● **Given instruction**
Of all the lines in the data below, how many contain "wide"? Report that number alone.

# start of Data extract

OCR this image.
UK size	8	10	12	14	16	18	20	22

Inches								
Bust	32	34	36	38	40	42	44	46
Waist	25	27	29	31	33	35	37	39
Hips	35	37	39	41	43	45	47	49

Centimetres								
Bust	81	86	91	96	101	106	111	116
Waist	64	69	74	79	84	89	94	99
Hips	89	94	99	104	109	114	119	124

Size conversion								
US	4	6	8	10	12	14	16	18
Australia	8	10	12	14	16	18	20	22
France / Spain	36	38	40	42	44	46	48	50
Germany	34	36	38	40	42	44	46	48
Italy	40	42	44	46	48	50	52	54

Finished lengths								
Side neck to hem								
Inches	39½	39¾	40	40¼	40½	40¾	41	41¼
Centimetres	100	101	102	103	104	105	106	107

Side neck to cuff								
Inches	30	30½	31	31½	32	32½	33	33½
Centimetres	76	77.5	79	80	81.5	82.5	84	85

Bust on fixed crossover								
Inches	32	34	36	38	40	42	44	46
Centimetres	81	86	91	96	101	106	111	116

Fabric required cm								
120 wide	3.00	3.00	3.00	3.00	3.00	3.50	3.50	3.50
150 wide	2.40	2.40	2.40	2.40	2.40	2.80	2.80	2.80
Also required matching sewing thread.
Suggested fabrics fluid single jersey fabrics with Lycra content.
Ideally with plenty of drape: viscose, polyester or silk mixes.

# end of Data extract

● **Response to the exercise**
2